• [What to do] Retype each line exactly. Skip images.

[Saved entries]
▼
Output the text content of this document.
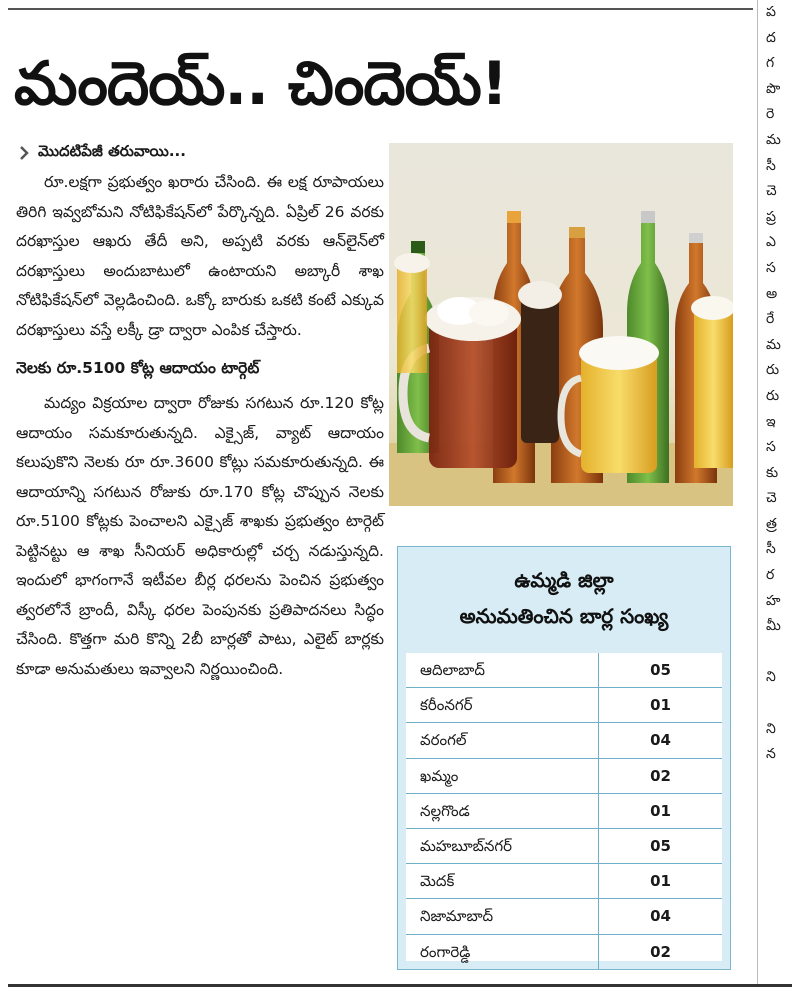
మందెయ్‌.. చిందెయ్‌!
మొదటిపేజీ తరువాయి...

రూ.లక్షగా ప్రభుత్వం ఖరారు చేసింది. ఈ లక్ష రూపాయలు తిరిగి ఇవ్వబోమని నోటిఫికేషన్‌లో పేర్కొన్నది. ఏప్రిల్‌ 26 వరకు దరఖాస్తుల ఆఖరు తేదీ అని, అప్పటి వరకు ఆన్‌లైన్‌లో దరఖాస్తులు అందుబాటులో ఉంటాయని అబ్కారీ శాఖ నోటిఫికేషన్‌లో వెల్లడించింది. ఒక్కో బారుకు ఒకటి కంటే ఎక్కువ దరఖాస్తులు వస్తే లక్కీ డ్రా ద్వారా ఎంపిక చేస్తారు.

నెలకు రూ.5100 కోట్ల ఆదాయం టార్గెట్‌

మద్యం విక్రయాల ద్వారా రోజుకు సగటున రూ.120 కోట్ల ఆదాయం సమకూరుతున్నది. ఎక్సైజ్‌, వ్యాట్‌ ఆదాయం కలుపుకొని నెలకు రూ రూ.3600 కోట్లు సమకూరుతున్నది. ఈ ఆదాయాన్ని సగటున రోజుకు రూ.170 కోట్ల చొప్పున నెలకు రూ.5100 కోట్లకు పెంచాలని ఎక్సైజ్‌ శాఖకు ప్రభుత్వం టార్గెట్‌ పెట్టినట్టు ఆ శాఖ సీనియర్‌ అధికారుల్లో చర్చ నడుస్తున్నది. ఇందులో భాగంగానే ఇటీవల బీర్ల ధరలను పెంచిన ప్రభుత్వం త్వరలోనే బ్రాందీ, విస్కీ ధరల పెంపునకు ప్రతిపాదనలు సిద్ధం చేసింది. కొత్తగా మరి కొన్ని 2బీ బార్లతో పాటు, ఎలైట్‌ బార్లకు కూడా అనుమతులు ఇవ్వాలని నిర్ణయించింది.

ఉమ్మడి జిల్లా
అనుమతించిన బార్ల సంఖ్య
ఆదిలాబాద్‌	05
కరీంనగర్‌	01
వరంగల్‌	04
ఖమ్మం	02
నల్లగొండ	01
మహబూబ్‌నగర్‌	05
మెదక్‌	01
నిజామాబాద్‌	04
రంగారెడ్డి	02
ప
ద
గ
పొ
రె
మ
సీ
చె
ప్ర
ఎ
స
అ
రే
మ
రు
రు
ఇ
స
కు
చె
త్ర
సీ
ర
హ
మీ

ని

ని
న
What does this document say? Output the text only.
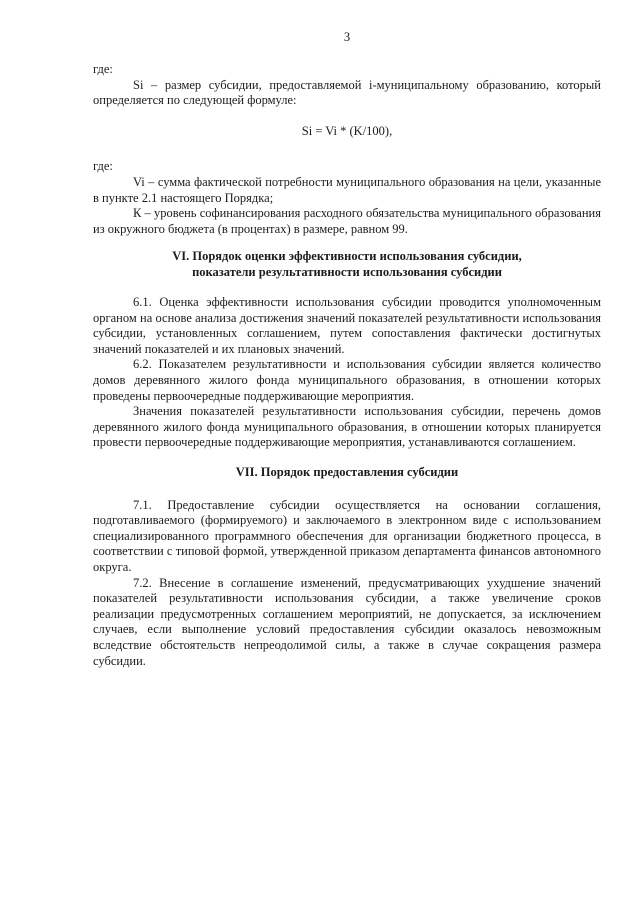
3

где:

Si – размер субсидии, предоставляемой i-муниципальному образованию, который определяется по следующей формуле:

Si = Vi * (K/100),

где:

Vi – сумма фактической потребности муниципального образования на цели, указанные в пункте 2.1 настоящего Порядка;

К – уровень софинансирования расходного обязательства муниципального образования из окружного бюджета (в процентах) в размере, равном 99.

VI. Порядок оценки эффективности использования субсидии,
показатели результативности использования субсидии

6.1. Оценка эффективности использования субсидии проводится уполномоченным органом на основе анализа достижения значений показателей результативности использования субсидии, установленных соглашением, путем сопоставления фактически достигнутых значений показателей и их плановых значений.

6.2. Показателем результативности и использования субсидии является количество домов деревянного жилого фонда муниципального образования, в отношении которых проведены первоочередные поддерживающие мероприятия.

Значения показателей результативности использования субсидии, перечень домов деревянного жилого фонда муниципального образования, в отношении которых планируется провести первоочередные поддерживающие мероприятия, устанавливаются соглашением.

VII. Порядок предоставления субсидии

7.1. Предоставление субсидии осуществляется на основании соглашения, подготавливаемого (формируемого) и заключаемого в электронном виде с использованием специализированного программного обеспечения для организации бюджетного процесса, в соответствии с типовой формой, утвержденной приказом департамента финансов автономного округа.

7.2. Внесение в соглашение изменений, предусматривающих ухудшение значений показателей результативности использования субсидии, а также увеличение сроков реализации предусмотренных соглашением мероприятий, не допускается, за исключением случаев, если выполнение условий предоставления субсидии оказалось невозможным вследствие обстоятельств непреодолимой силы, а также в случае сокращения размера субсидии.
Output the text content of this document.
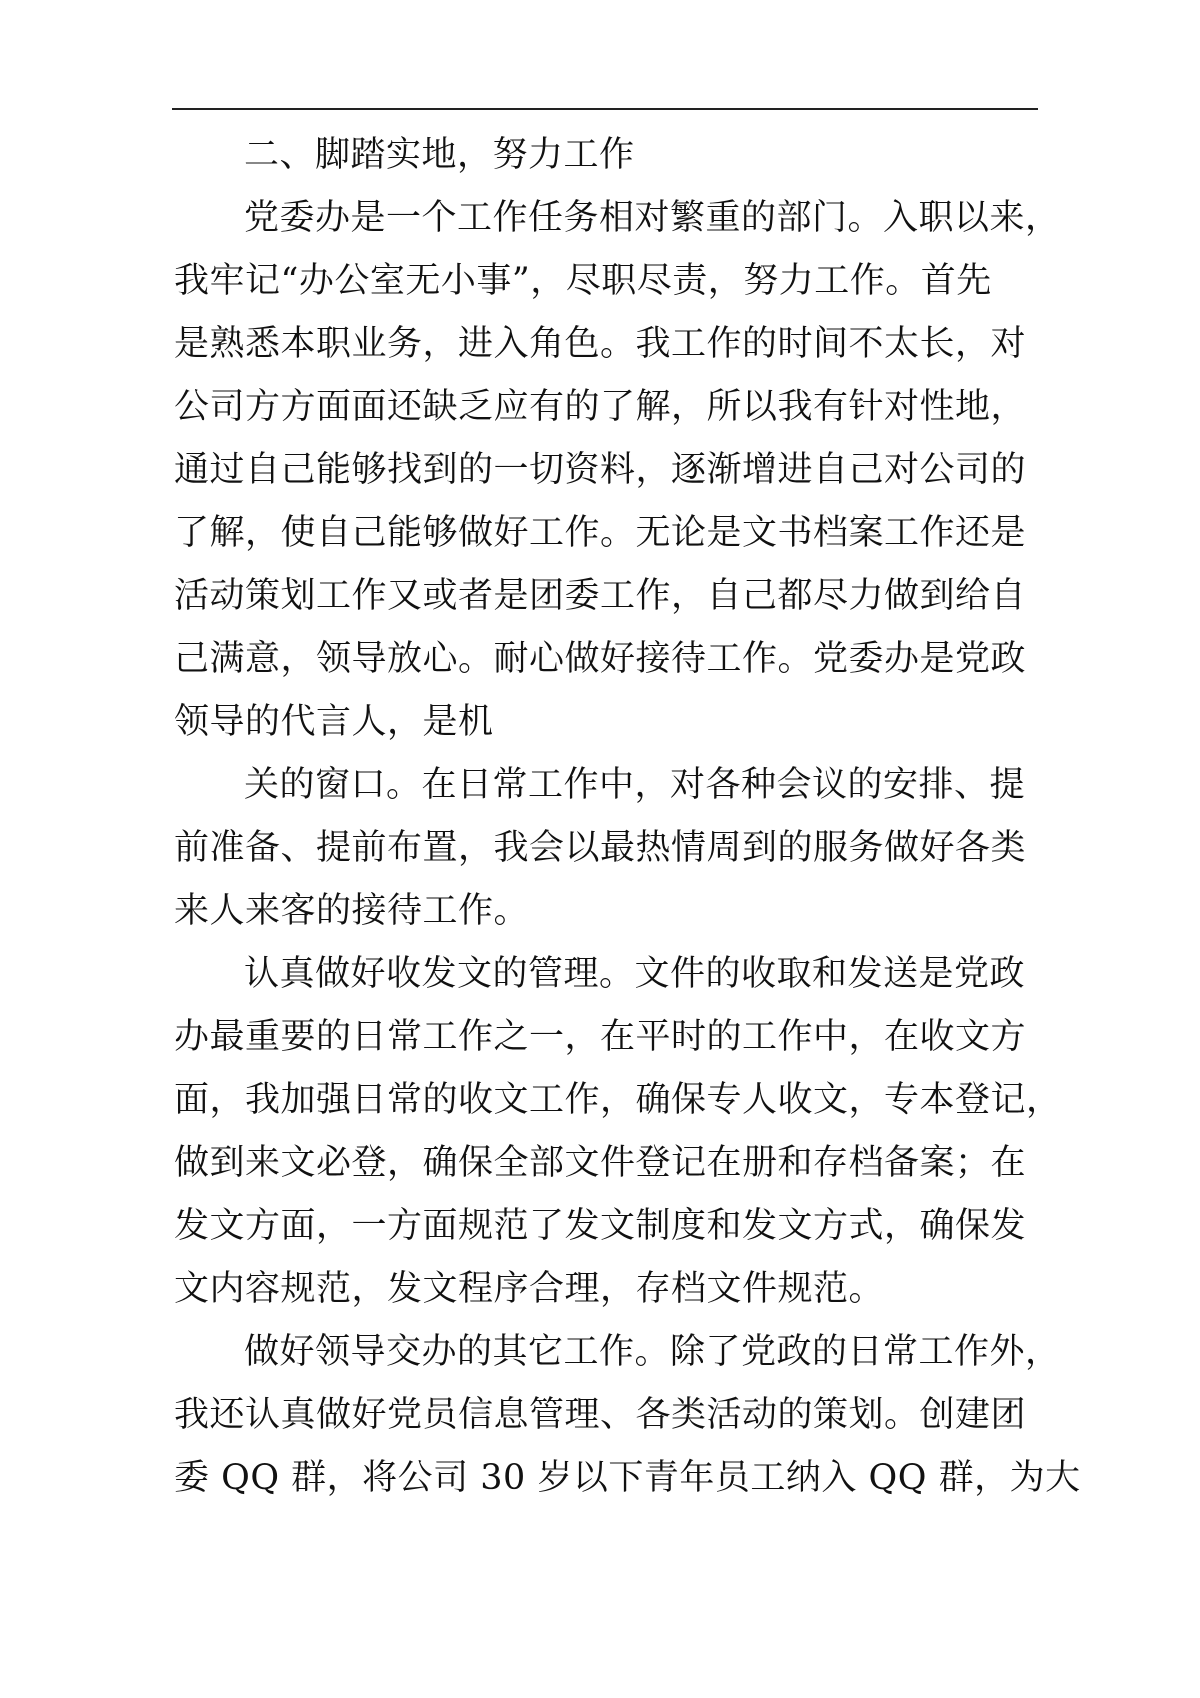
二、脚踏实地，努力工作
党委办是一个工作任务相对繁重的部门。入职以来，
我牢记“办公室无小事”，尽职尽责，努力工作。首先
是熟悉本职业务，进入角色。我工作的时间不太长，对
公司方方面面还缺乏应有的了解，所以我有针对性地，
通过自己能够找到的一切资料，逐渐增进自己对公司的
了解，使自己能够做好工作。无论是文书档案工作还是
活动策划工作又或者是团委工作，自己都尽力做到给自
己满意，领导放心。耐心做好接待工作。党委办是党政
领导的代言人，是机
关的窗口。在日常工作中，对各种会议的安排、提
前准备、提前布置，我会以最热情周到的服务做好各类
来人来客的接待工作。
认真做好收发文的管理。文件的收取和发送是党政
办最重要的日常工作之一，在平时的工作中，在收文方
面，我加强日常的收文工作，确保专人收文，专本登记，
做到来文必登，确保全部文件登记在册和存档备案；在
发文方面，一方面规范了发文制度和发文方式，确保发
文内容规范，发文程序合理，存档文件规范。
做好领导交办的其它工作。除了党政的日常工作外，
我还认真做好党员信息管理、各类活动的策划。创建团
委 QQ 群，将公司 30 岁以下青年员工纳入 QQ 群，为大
▲
• [Correct result]
Output the text content of this document.
మందెయ్‌.. చిందెయ్‌!
మొదటిపేజీ తరువాయి...

రూ.లక్షగా ప్రభుత్వం ఖరారు చేసింది. ఈ లక్ష రూపాయలు తిరిగి ఇవ్వబోమని నోటిఫికేషన్‌లో పేర్కొన్నది. ఏప్రిల్‌ 26 వరకు దరఖాస్తుల ఆఖరు తేదీ అని, అప్పటి వరకు ఆన్‌లైన్‌లో దరఖాస్తులు అందుబాటులో ఉంటాయని అబ్కారీ శాఖ నోటిఫికేషన్‌లో వెల్లడించింది. ఒక్కో బారుకు ఒకటి కంటే ఎక్కువ దరఖాస్తులు వస్తే లక్కీ డ్రా ద్వారా ఎంపిక చేస్తారు.

నెలకు రూ.5100 కోట్ల ఆదాయం టార్గెట్‌

మద్యం విక్రయాల ద్వారా రోజుకు సగటున రూ.120 కోట్ల ఆదాయం సమకూరుతున్నది. ఎక్సైజ్‌, వ్యాట్‌ ఆదాయం కలుపుకొని నెలకు రూ రూ.3600 కోట్లు సమకూరుతున్నది. ఈ ఆదాయాన్ని సగటున రోజుకు రూ.170 కోట్ల చొప్పున నెలకు రూ.5100 కోట్లకు పెంచాలని ఎక్సైజ్‌ శాఖకు ప్రభుత్వం టార్గెట్‌ పెట్టినట్టు ఆ శాఖ సీనియర్‌ అధికారుల్లో చర్చ నడుస్తున్నది. ఇందులో భాగంగానే ఇటీవల బీర్ల ధరలను పెంచిన ప్రభుత్వం త్వరలోనే బ్రాందీ, విస్కీ ధరల పెంపునకు ప్రతిపాదనలు సిద్ధం చేసింది. కొత్తగా మరి కొన్ని 2బీ బార్లతో పాటు, ఎలైట్‌ బార్లకు కూడా అనుమతులు ఇవ్వాలని నిర్ణయించింది.

ఉమ్మడి జిల్లా
అనుమతించిన బార్ల సంఖ్య
ఆదిలాబాద్‌	05
కరీంనగర్‌	01
వరంగల్‌	04
ఖమ్మం	02
నల్లగొండ	01
మహబూబ్‌నగర్‌	05
మెదక్‌	01
నిజామాబాద్‌	04
రంగారెడ్డి	02
ప
ద
గ
పొ
రె
మ
సీ
చె
ప్ర
ఎ
స
అ
రే
మ
రు
రు
ఇ
స
కు
చె
త్ర
సీ
ర
హ
మీ

ని

ని
న
What does this document say? Output the text only.
3

где:

Si – размер субсидии, предоставляемой i-муниципальному образованию, который определяется по следующей формуле:

Si = Vi * (K/100),

где:

Vi – сумма фактической потребности муниципального образования на цели, указанные в пункте 2.1 настоящего Порядка;

К – уровень софинансирования расходного обязательства муниципального образования из окружного бюджета (в процентах) в размере, равном 99.

VI. Порядок оценки эффективности использования субсидии,
показатели результативности использования субсидии

6.1. Оценка эффективности использования субсидии проводится уполномоченным органом на основе анализа достижения значений показателей результативности использования субсидии, установленных соглашением, путем сопоставления фактически достигнутых значений показателей и их плановых значений.

6.2. Показателем результативности и использования субсидии является количество домов деревянного жилого фонда муниципального образования, в отношении которых проведены первоочередные поддерживающие мероприятия.

Значения показателей результативности использования субсидии, перечень домов деревянного жилого фонда муниципального образования, в отношении которых планируется провести первоочередные поддерживающие мероприятия, устанавливаются соглашением.

VII. Порядок предоставления субсидии

7.1. Предоставление субсидии осуществляется на основании соглашения, подготавливаемого (формируемого) и заключаемого в электронном виде с использованием специализированного программного обеспечения для организации бюджетного процесса, в соответствии с типовой формой, утвержденной приказом департамента финансов автономного округа.

7.2. Внесение в соглашение изменений, предусматривающих ухудшение значений показателей результативности использования субсидии, а также увеличение сроков реализации предусмотренных соглашением мероприятий, не допускается, за исключением случаев, если выполнение условий предоставления субсидии оказалось невозможным вследствие обстоятельств непреодолимой силы, а также в случае сокращения размера субсидии.
Output the text content of this document.
二、脚踏实地，努力工作
党委办是一个工作任务相对繁重的部门。入职以来，
我牢记“办公室无小事”，尽职尽责，努力工作。首先
是熟悉本职业务，进入角色。我工作的时间不太长，对
公司方方面面还缺乏应有的了解，所以我有针对性地，
通过自己能够找到的一切资料，逐渐增进自己对公司的
了解，使自己能够做好工作。无论是文书档案工作还是
活动策划工作又或者是团委工作，自己都尽力做到给自
己满意，领导放心。耐心做好接待工作。党委办是党政
领导的代言人，是机
关的窗口。在日常工作中，对各种会议的安排、提
前准备、提前布置，我会以最热情周到的服务做好各类
来人来客的接待工作。
认真做好收发文的管理。文件的收取和发送是党政
办最重要的日常工作之一，在平时的工作中，在收文方
面，我加强日常的收文工作，确保专人收文，专本登记，
做到来文必登，确保全部文件登记在册和存档备案；在
发文方面，一方面规范了发文制度和发文方式，确保发
文内容规范，发文程序合理，存档文件规范。
做好领导交办的其它工作。除了党政的日常工作外，
我还认真做好党员信息管理、各类活动的策划。创建团
委 QQ 群，将公司 30 岁以下青年员工纳入 QQ 群，为大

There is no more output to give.